» **WHAT YOU WILL DO**: Change every "resistor" in the records below to "R" and give the lines again, leaving everything else as it is.

[Stored data]
####################

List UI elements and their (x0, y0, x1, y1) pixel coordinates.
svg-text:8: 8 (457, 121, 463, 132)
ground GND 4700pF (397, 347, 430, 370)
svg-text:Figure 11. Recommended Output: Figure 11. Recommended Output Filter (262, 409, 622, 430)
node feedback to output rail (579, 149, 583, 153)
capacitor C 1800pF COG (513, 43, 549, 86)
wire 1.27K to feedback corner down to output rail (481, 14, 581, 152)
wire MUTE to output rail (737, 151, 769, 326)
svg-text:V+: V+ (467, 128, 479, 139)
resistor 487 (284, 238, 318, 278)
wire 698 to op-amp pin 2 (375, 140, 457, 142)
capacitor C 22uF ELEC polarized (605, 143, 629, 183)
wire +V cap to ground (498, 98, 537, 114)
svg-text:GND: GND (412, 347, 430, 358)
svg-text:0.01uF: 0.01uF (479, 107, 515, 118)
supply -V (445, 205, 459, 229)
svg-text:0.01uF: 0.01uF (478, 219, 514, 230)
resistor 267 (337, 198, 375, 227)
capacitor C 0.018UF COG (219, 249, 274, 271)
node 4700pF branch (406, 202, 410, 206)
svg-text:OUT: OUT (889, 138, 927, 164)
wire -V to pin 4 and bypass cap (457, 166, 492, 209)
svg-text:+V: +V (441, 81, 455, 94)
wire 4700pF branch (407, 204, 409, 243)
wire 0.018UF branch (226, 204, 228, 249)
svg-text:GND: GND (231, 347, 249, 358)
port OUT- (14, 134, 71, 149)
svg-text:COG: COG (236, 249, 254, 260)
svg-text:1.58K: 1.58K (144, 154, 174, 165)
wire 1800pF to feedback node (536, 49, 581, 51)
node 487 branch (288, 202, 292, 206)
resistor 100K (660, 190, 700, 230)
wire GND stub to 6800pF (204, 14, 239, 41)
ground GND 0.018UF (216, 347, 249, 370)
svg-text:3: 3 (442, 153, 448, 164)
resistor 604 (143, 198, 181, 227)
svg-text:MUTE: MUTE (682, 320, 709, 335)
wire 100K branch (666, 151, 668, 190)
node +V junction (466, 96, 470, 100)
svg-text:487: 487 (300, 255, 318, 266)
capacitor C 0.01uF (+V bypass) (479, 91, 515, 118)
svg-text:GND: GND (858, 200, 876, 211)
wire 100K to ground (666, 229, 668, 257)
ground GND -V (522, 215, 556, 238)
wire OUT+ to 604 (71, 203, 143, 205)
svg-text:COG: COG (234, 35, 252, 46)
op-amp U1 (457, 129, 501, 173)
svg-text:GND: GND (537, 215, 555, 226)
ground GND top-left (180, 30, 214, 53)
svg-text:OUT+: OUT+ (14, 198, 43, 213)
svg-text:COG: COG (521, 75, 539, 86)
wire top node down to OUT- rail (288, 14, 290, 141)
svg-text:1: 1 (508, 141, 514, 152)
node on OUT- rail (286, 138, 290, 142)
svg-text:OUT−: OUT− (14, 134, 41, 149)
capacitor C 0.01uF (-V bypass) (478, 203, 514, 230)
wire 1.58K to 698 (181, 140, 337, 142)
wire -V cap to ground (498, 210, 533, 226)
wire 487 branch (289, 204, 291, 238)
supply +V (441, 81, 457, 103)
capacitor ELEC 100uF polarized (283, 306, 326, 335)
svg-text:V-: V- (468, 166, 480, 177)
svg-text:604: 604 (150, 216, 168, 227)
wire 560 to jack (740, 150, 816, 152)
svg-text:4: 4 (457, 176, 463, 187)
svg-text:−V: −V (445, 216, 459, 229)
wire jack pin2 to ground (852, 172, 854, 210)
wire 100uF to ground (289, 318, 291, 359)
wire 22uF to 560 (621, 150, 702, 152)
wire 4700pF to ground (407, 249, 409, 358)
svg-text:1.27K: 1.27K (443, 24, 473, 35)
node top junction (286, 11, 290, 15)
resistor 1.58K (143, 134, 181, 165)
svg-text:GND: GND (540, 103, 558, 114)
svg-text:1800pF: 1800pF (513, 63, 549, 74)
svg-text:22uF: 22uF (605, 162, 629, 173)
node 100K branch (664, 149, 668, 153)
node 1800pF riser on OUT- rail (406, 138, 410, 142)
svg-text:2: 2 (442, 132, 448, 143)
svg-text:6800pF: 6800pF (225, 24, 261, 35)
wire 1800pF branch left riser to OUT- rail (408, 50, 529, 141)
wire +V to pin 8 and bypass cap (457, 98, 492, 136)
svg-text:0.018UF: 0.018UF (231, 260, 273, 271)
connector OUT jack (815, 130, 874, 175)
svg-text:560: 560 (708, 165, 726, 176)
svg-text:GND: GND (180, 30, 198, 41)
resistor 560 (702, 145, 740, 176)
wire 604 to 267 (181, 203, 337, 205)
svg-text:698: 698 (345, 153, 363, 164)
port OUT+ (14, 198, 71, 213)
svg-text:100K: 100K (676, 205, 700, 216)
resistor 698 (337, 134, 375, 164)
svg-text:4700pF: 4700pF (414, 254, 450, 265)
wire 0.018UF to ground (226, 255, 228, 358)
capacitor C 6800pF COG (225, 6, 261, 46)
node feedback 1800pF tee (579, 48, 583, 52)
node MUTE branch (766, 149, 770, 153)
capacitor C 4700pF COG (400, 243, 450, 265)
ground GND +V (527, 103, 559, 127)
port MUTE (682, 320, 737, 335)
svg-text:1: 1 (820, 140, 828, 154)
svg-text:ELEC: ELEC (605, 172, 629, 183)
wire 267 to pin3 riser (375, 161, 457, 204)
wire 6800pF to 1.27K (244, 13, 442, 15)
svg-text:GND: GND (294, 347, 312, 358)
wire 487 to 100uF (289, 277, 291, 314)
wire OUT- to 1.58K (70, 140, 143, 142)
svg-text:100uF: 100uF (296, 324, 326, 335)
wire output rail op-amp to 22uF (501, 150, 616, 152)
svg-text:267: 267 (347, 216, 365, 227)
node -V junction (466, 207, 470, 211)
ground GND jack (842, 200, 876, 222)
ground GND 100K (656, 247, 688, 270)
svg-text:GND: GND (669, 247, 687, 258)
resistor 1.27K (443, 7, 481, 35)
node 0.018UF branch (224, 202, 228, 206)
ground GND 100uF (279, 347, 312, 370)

####################

» **RIGHT ANSWER**:
List UI elements and their (x0, y0, x1, y1) pixel coordinates.
svg-text:8: 8 (457, 121, 463, 132)
ground GND 4700pF (397, 347, 430, 370)
svg-text:Figure 11. Recommended Output: Figure 11. Recommended Output Filter (262, 409, 622, 430)
node feedback to output rail (579, 149, 583, 153)
capacitor C 1800pF COG (513, 43, 549, 86)
wire 1.27K to feedback corner down to output rail (481, 14, 581, 152)
wire MUTE to output rail (737, 151, 769, 326)
svg-text:V+: V+ (467, 128, 479, 139)
R 487 (284, 238, 318, 278)
wire 698 to op-amp pin 2 (375, 140, 457, 142)
capacitor C 22uF ELEC polarized (605, 143, 629, 183)
wire +V cap to ground (498, 98, 537, 114)
svg-text:GND: GND (412, 347, 430, 358)
svg-text:0.01uF: 0.01uF (479, 107, 515, 118)
supply -V (445, 205, 459, 229)
svg-text:0.01uF: 0.01uF (478, 219, 514, 230)
R 267 (337, 198, 375, 227)
capacitor C 0.018UF COG (219, 249, 274, 271)
node 4700pF branch (406, 202, 410, 206)
svg-text:OUT: OUT (889, 138, 927, 164)
wire -V to pin 4 and bypass cap (457, 166, 492, 209)
svg-text:+V: +V (441, 81, 455, 94)
wire 4700pF branch (407, 204, 409, 243)
wire 0.018UF branch (226, 204, 228, 249)
svg-text:GND: GND (231, 347, 249, 358)
port OUT- (14, 134, 71, 149)
svg-text:COG: COG (236, 249, 254, 260)
svg-text:1.58K: 1.58K (144, 154, 174, 165)
wire 1800pF to feedback node (536, 49, 581, 51)
node 487 branch (288, 202, 292, 206)
R 100K (660, 190, 700, 230)
wire GND stub to 6800pF (204, 14, 239, 41)
ground GND 0.018UF (216, 347, 249, 370)
svg-text:3: 3 (442, 153, 448, 164)
R 604 (143, 198, 181, 227)
svg-text:MUTE: MUTE (682, 320, 709, 335)
wire 100K branch (666, 151, 668, 190)
node +V junction (466, 96, 470, 100)
svg-text:487: 487 (300, 255, 318, 266)
capacitor C 0.01uF (+V bypass) (479, 91, 515, 118)
svg-text:GND: GND (858, 200, 876, 211)
wire 100K to ground (666, 229, 668, 257)
ground GND -V (522, 215, 556, 238)
wire OUT+ to 604 (71, 203, 143, 205)
svg-text:COG: COG (234, 35, 252, 46)
op-amp U1 (457, 129, 501, 173)
svg-text:GND: GND (537, 215, 555, 226)
ground GND top-left (180, 30, 214, 53)
svg-text:OUT+: OUT+ (14, 198, 43, 213)
svg-text:COG: COG (521, 75, 539, 86)
wire top node down to OUT- rail (288, 14, 290, 141)
svg-text:1: 1 (508, 141, 514, 152)
node on OUT- rail (286, 138, 290, 142)
svg-text:OUT−: OUT− (14, 134, 41, 149)
capacitor C 0.01uF (-V bypass) (478, 203, 514, 230)
wire 1.58K to 698 (181, 140, 337, 142)
wire -V cap to ground (498, 210, 533, 226)
wire 487 branch (289, 204, 291, 238)
supply +V (441, 81, 457, 103)
capacitor ELEC 100uF polarized (283, 306, 326, 335)
svg-text:V-: V- (468, 166, 480, 177)
svg-text:604: 604 (150, 216, 168, 227)
wire 560 to jack (740, 150, 816, 152)
svg-text:4: 4 (457, 176, 463, 187)
svg-text:−V: −V (445, 216, 459, 229)
wire jack pin2 to ground (852, 172, 854, 210)
wire 100uF to ground (289, 318, 291, 359)
wire 22uF to 560 (621, 150, 702, 152)
wire 4700pF to ground (407, 249, 409, 358)
svg-text:1.27K: 1.27K (443, 24, 473, 35)
node top junction (286, 11, 290, 15)
R 1.58K (143, 134, 181, 165)
svg-text:GND: GND (540, 103, 558, 114)
svg-text:1800pF: 1800pF (513, 63, 549, 74)
svg-text:22uF: 22uF (605, 162, 629, 173)
node 100K branch (664, 149, 668, 153)
node 1800pF riser on OUT- rail (406, 138, 410, 142)
svg-text:2: 2 (442, 132, 448, 143)
svg-text:6800pF: 6800pF (225, 24, 261, 35)
wire 1800pF branch left riser to OUT- rail (408, 50, 529, 141)
wire +V to pin 8 and bypass cap (457, 98, 492, 136)
svg-text:0.018UF: 0.018UF (231, 260, 273, 271)
connector OUT jack (815, 130, 874, 175)
svg-text:560: 560 (708, 165, 726, 176)
svg-text:GND: GND (180, 30, 198, 41)
R 560 (702, 145, 740, 176)
wire 604 to 267 (181, 203, 337, 205)
svg-text:698: 698 (345, 153, 363, 164)
port OUT+ (14, 198, 71, 213)
svg-text:100K: 100K (676, 205, 700, 216)
R 698 (337, 134, 375, 164)
svg-text:4700pF: 4700pF (414, 254, 450, 265)
wire 0.018UF to ground (226, 255, 228, 358)
capacitor C 6800pF COG (225, 6, 261, 46)
node feedback 1800pF tee (579, 48, 583, 52)
node MUTE branch (766, 149, 770, 153)
capacitor C 4700pF COG (400, 243, 450, 265)
ground GND +V (527, 103, 559, 127)
port MUTE (682, 320, 737, 335)
svg-text:1: 1 (820, 140, 828, 154)
svg-text:ELEC: ELEC (605, 172, 629, 183)
wire 267 to pin3 riser (375, 161, 457, 204)
wire 6800pF to 1.27K (244, 13, 442, 15)
svg-text:GND: GND (294, 347, 312, 358)
wire 487 to 100uF (289, 277, 291, 314)
wire OUT- to 1.58K (70, 140, 143, 142)
svg-text:100uF: 100uF (296, 324, 326, 335)
wire output rail op-amp to 22uF (501, 150, 616, 152)
svg-text:267: 267 (347, 216, 365, 227)
node -V junction (466, 207, 470, 211)
ground GND jack (842, 200, 876, 222)
ground GND 100K (656, 247, 688, 270)
svg-text:GND: GND (669, 247, 687, 258)
R 1.27K (443, 7, 481, 35)
node 0.018UF branch (224, 202, 228, 206)
ground GND 100uF (279, 347, 312, 370)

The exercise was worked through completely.